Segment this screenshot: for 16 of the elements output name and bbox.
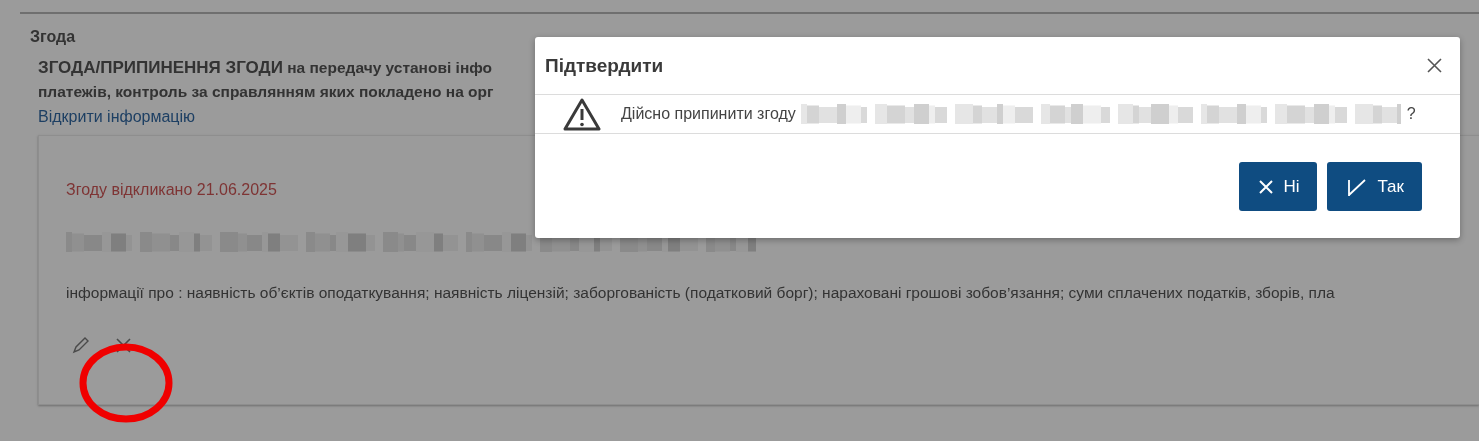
close-icon <box>1259 179 1274 194</box>
open-info-link[interactable]: Відкрити інформацію <box>38 104 196 130</box>
question-mark: ? <box>1406 105 1416 123</box>
warning-icon <box>563 97 601 131</box>
dialog-title: Підтвердити <box>545 54 664 77</box>
close-icon[interactable] <box>1427 58 1442 73</box>
confirm-message: Дійсно припинити згоду <box>621 105 796 123</box>
no-button[interactable]: Ні <box>1239 162 1318 211</box>
section-title: Згода <box>30 28 76 46</box>
close-icon[interactable] <box>116 337 131 353</box>
revoked-status: Згоду відкликано 21.06.2025 <box>66 181 277 199</box>
yes-button[interactable]: Так <box>1327 162 1422 211</box>
consent-heading: ЗГОДА/ПРИПИНЕННЯ ЗГОДИ на передачу установі інфо платежів, контроль за справлянням яких покладено на орг <box>38 57 494 102</box>
check-icon <box>1347 176 1368 197</box>
info-text: інформації про : наявність об’єктів оподаткування; наявність ліцензій; заборгованість (податковий борг); нараховані грошові зобов’язання; суми сплачених податків, зборів, пла <box>66 284 1335 302</box>
pencil-icon[interactable] <box>72 336 90 354</box>
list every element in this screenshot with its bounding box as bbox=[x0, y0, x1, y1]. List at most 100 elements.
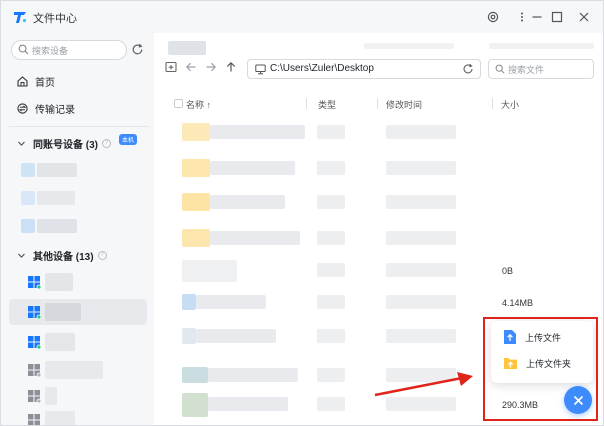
file-row[interactable] bbox=[154, 121, 603, 145]
device-row[interactable] bbox=[9, 383, 147, 409]
file-center-window: 文件中心 搜索设备 首页 传输记录 同账号设备 (3) ? 其他设备 (13) … bbox=[0, 0, 604, 426]
select-all-checkbox[interactable] bbox=[174, 99, 183, 108]
device-name-blurred bbox=[45, 303, 81, 321]
help-icon[interactable]: ? bbox=[97, 250, 107, 260]
device-row[interactable] bbox=[9, 185, 147, 211]
self-device-badge: 本机 bbox=[119, 134, 138, 145]
more-icon bbox=[521, 12, 523, 22]
file-name-blurred bbox=[196, 295, 266, 309]
offline-windows-device-icon bbox=[28, 390, 41, 403]
device-row-selected[interactable] bbox=[9, 299, 147, 325]
column-separator[interactable] bbox=[377, 98, 378, 109]
folder-icon-blurred bbox=[182, 159, 210, 177]
refresh-icon[interactable] bbox=[462, 63, 474, 75]
window-title: 文件中心 bbox=[33, 13, 77, 25]
device-row[interactable] bbox=[9, 329, 147, 355]
back-button[interactable] bbox=[184, 60, 198, 74]
device-row[interactable] bbox=[9, 269, 147, 295]
column-separator[interactable] bbox=[306, 98, 307, 109]
transfer-icon bbox=[17, 102, 28, 114]
offline-windows-device-icon bbox=[28, 414, 40, 425]
search-icon bbox=[18, 44, 29, 55]
help-icon[interactable]: ? bbox=[102, 138, 111, 148]
minimize-icon bbox=[532, 16, 542, 18]
nav-home[interactable]: 首页 bbox=[17, 73, 55, 89]
path-toolbar: C:\Users\Zuler\Desktop bbox=[154, 55, 603, 81]
minimize-button[interactable] bbox=[528, 8, 546, 26]
device-search-box[interactable] bbox=[11, 40, 127, 60]
device-row[interactable] bbox=[9, 213, 147, 239]
device-name-blurred bbox=[37, 191, 75, 205]
nav-home-label: 首页 bbox=[35, 77, 55, 89]
column-modified[interactable]: 修改时间 bbox=[386, 98, 422, 111]
path-bar[interactable]: C:\Users\Zuler\Desktop bbox=[247, 59, 481, 79]
file-search-box[interactable] bbox=[488, 59, 594, 79]
file-size: 4.14MB bbox=[502, 298, 534, 308]
nav-transfer-records[interactable]: 传输记录 bbox=[17, 100, 75, 116]
file-type-blurred bbox=[317, 263, 345, 277]
close-icon bbox=[579, 12, 589, 22]
sort-indicator: ↑ bbox=[206, 100, 212, 110]
windows-device-icon bbox=[28, 276, 41, 289]
file-name-blurred bbox=[208, 368, 298, 382]
up-button[interactable] bbox=[224, 60, 238, 74]
add-folder-button[interactable] bbox=[164, 60, 178, 74]
file-icon-blurred bbox=[182, 294, 196, 310]
new-folder-icon bbox=[165, 61, 177, 73]
file-type-blurred bbox=[317, 231, 345, 245]
annotation-arrow-icon bbox=[374, 372, 473, 397]
file-row[interactable] bbox=[154, 191, 603, 215]
device-name-blurred bbox=[45, 333, 75, 351]
column-size[interactable]: 大小 bbox=[501, 98, 519, 111]
settings-button[interactable] bbox=[484, 8, 502, 26]
device-name-blurred bbox=[45, 273, 73, 291]
file-name-blurred bbox=[196, 329, 276, 343]
file-row[interactable]: 0B bbox=[154, 258, 603, 284]
windows-device-icon bbox=[28, 336, 41, 349]
device-row[interactable] bbox=[9, 357, 147, 383]
windows-device-icon bbox=[28, 306, 41, 319]
close-upload-menu-button[interactable] bbox=[564, 386, 592, 414]
folder-icon-blurred bbox=[182, 229, 210, 247]
file-name-blurred bbox=[182, 260, 237, 282]
file-type-blurred bbox=[317, 195, 345, 209]
device-icon-blurred bbox=[21, 219, 35, 233]
column-name-label: 名称 bbox=[186, 100, 205, 110]
file-search-input[interactable] bbox=[508, 63, 590, 76]
file-time-blurred bbox=[386, 329, 456, 343]
device-icon-blurred bbox=[21, 191, 35, 205]
file-icon-blurred bbox=[182, 367, 208, 383]
group-other-devices[interactable]: 其他设备 (13) ? bbox=[17, 247, 107, 263]
forward-button[interactable] bbox=[204, 60, 218, 74]
column-type[interactable]: 类型 bbox=[318, 98, 336, 111]
file-row[interactable] bbox=[154, 325, 484, 349]
column-name[interactable]: 名称 ↑ bbox=[186, 98, 211, 111]
file-type-blurred bbox=[317, 295, 345, 309]
refresh-devices-icon[interactable] bbox=[131, 43, 144, 56]
file-row[interactable] bbox=[154, 227, 603, 251]
file-name-blurred bbox=[208, 397, 288, 411]
chevron-down-icon bbox=[18, 253, 25, 258]
home-icon bbox=[17, 75, 28, 87]
group-other-label: 其他设备 (13) bbox=[33, 251, 94, 263]
close-window-button[interactable] bbox=[575, 8, 593, 26]
device-search-input[interactable] bbox=[32, 43, 122, 58]
file-row[interactable]: 4.14MB bbox=[154, 291, 603, 315]
computer-icon bbox=[255, 64, 266, 75]
file-size: 0B bbox=[502, 266, 514, 276]
maximize-button[interactable] bbox=[548, 8, 566, 26]
current-path[interactable]: C:\Users\Zuler\Desktop bbox=[270, 63, 374, 74]
column-separator[interactable] bbox=[492, 98, 493, 109]
file-time-blurred bbox=[386, 231, 456, 245]
device-name-blurred bbox=[37, 163, 77, 177]
file-row[interactable] bbox=[154, 157, 603, 181]
file-type-blurred bbox=[317, 161, 345, 175]
folder-icon-blurred bbox=[182, 123, 210, 141]
arrow-right-icon bbox=[206, 62, 217, 72]
device-name-blurred bbox=[45, 387, 57, 405]
file-time-blurred bbox=[386, 195, 456, 209]
device-row[interactable] bbox=[9, 407, 147, 425]
maximize-icon bbox=[551, 11, 563, 23]
device-row[interactable] bbox=[9, 157, 147, 183]
group-same-account[interactable]: 同账号设备 (3) ? bbox=[17, 135, 111, 151]
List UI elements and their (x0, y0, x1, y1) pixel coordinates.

Required task
Copy the lines above word for word, from the very first one up to and including the line with "list every element". Leave the pictures out of your copy.

Solution for this task
Segment this screenshot: for 16 of the elements output name and bbox.
close-icon <box>1259 179 1274 194</box>
open-info-link[interactable]: Відкрити інформацію <box>38 104 196 130</box>
question-mark: ? <box>1406 105 1416 123</box>
warning-icon <box>563 97 601 131</box>
dialog-title: Підтвердити <box>545 54 664 77</box>
close-icon[interactable] <box>1427 58 1442 73</box>
confirm-message: Дійсно припинити згоду <box>621 105 796 123</box>
no-button[interactable]: Ні <box>1239 162 1318 211</box>
section-title: Згода <box>30 28 76 46</box>
close-icon[interactable] <box>116 337 131 353</box>
revoked-status: Згоду відкликано 21.06.2025 <box>66 181 277 199</box>
yes-button[interactable]: Так <box>1327 162 1422 211</box>
consent-heading: ЗГОДА/ПРИПИНЕННЯ ЗГОДИ на передачу установі інфо платежів, контроль за справлянням яких покладено на орг <box>38 57 494 102</box>
check-icon <box>1347 176 1368 197</box>
info-text: інформації про : наявність об’єктів оподаткування; наявність ліцензій; заборгованість (податковий борг); нараховані грошові зобов’язання; суми сплачених податків, зборів, пла <box>66 284 1335 302</box>
pencil-icon[interactable] <box>72 336 90 354</box>
list every element in this screenshot with its bounding box as bbox=[x0, y0, x1, y1]. List at most 100 elements.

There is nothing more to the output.